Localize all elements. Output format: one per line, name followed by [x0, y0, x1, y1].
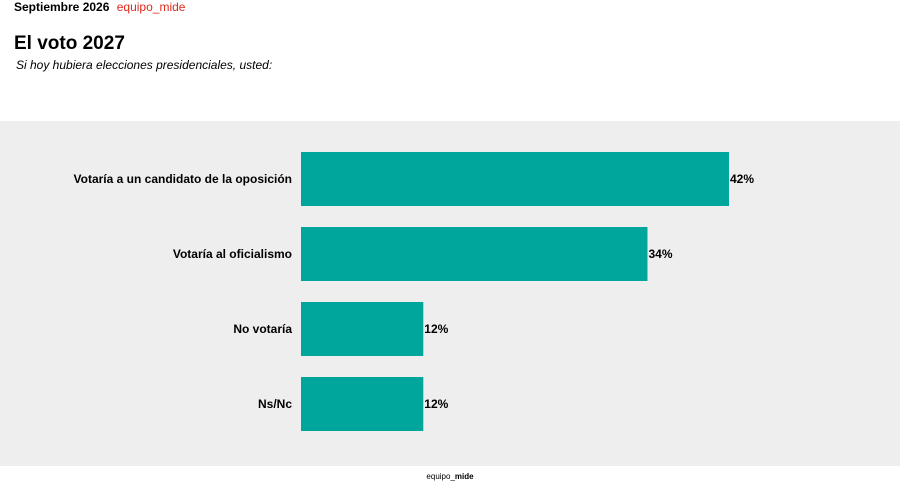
bar-2: [301, 302, 424, 356]
chart-title: El voto 2027: [14, 33, 125, 54]
category-label-0: Votaría a un candidato de la oposición: [74, 172, 292, 186]
chart-subtitle: Si hoy hubiera elecciones presidenciales…: [16, 58, 273, 72]
footer: equipo_mide: [0, 472, 900, 482]
header-line: Septiembre 2026 equipo_mide: [14, 0, 185, 14]
header-brand: equipo_mide: [116, 0, 186, 14]
bar-3: [301, 377, 424, 431]
footer-brand-strong: mide: [454, 472, 474, 481]
value-label-3: 12%: [424, 397, 448, 411]
value-label-2: 12%: [424, 322, 448, 336]
chart-panel: Votaría a un candidato de la oposición 42…: [0, 121, 900, 466]
category-label-2: No votaría: [233, 322, 292, 336]
footer-brand-prefix: equipo_: [426, 472, 455, 481]
bar-chart: Votaría a un candidato de la oposición 42…: [74, 152, 754, 431]
category-label-1: Votaría al oficialismo: [173, 247, 292, 261]
header-date: Septiembre 2026: [14, 0, 110, 14]
category-label-3: Ns/Nc: [258, 397, 292, 411]
value-label-0: 42%: [730, 172, 754, 186]
bar-0: [301, 152, 729, 206]
bar-1: [301, 227, 648, 281]
value-label-1: 34%: [648, 247, 672, 261]
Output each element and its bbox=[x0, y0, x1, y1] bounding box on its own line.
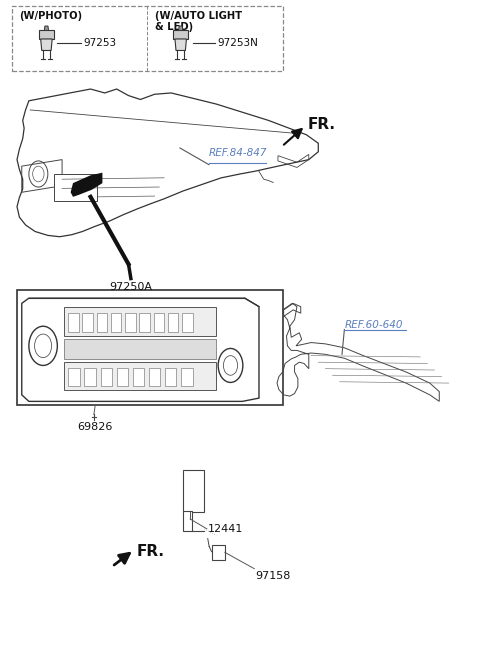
Bar bbox=[154, 312, 164, 332]
Polygon shape bbox=[39, 30, 54, 39]
Bar bbox=[139, 312, 150, 332]
Bar bbox=[54, 174, 96, 202]
Bar bbox=[165, 368, 177, 386]
Bar bbox=[84, 368, 96, 386]
Bar bbox=[83, 312, 93, 332]
Bar bbox=[183, 470, 204, 513]
Bar bbox=[12, 6, 283, 71]
Bar bbox=[64, 339, 216, 359]
Bar bbox=[17, 291, 283, 405]
Bar bbox=[182, 312, 192, 332]
Text: 97158: 97158 bbox=[255, 571, 290, 581]
Bar bbox=[168, 312, 179, 332]
Bar bbox=[96, 312, 107, 332]
Bar bbox=[64, 362, 216, 389]
Polygon shape bbox=[173, 30, 188, 39]
Bar bbox=[149, 368, 160, 386]
Text: 97250A: 97250A bbox=[109, 283, 152, 293]
Bar bbox=[117, 368, 128, 386]
Bar bbox=[68, 312, 79, 332]
Polygon shape bbox=[44, 26, 48, 30]
Text: (W/AUTO LIGHT
& LED): (W/AUTO LIGHT & LED) bbox=[155, 11, 242, 32]
Text: REF.84-847: REF.84-847 bbox=[209, 148, 268, 158]
Polygon shape bbox=[71, 173, 102, 197]
Text: 97253N: 97253N bbox=[218, 38, 259, 48]
Bar bbox=[181, 368, 192, 386]
Text: FR.: FR. bbox=[307, 117, 336, 132]
Polygon shape bbox=[175, 39, 186, 51]
Text: 12441: 12441 bbox=[208, 524, 243, 534]
Bar bbox=[212, 545, 225, 559]
Text: FR.: FR. bbox=[137, 544, 165, 559]
Bar bbox=[183, 511, 192, 530]
Polygon shape bbox=[179, 26, 183, 30]
Text: REF.60-640: REF.60-640 bbox=[344, 320, 403, 330]
Text: 69826: 69826 bbox=[78, 422, 113, 432]
Bar bbox=[64, 306, 216, 336]
Text: (W/PHOTO): (W/PHOTO) bbox=[19, 11, 83, 20]
Bar bbox=[111, 312, 121, 332]
Bar bbox=[125, 312, 136, 332]
Bar bbox=[100, 368, 112, 386]
Bar bbox=[68, 368, 80, 386]
Polygon shape bbox=[41, 39, 52, 51]
Text: 97253: 97253 bbox=[84, 38, 117, 48]
Bar bbox=[133, 368, 144, 386]
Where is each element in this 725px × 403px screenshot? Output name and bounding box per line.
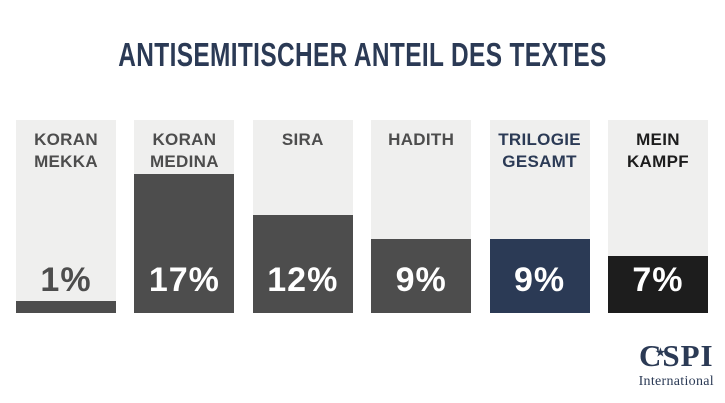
bar-chart: KORAN MEKKA 1% KORAN MEDINA 17% SIRA 12% H… <box>16 120 708 313</box>
chart-title: ANTISEMITISCHER ANTEIL DES TEXTES <box>118 36 607 73</box>
bar-category-label: MEIN KAMPF <box>626 130 689 171</box>
bar-category-label: KORAN MEKKA <box>34 130 98 171</box>
bar-column: TRILOGIE GESAMT 9% <box>489 120 590 313</box>
bar-value-label: 12% <box>267 261 339 299</box>
bar-value-label: 9% <box>395 261 447 299</box>
bar-fill <box>16 301 116 313</box>
bar-value-label: 1% <box>40 261 92 299</box>
bar-column: SIRA 12% <box>252 120 353 313</box>
bar-column: MEIN KAMPF 7% <box>607 120 708 313</box>
star-icon: ★ <box>655 347 667 359</box>
bar-column: KORAN MEKKA 1% <box>16 120 116 313</box>
bar-value-label: 7% <box>632 261 684 299</box>
logo-letter-c: C ★ <box>638 338 667 373</box>
bar-category-label: HADITH <box>388 130 455 149</box>
bar-fill <box>134 174 235 313</box>
cspi-logo: C ★ SPI International <box>639 340 714 390</box>
cspi-logo-subtitle: International <box>638 374 714 389</box>
bar-value-label: 9% <box>513 261 566 299</box>
bar-category-label: TRILOGIE GESAMT <box>498 130 581 171</box>
bar-fill <box>252 215 353 313</box>
bar-fill <box>371 239 472 313</box>
bar-category-label: KORAN MEDINA <box>149 130 219 171</box>
bar-category-label: SIRA <box>281 130 324 149</box>
bar-column: HADITH 9% <box>371 120 472 313</box>
bar-fill <box>489 239 590 313</box>
bar-fill <box>607 256 708 313</box>
bar-value-label: 17% <box>148 261 220 299</box>
bar-column: KORAN MEDINA 17% <box>134 120 235 313</box>
cspi-logo-text: C ★ SPI <box>639 340 714 371</box>
logo-letters-spi: SPI <box>662 338 714 373</box>
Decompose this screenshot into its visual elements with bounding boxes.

┄┄┄┄┄┄┄┄┄┄

## EXERCISE DETAILS
How many lines in the data above contain the string "MEKKA"? Give only the number.

## EXPECTED ANSWER
3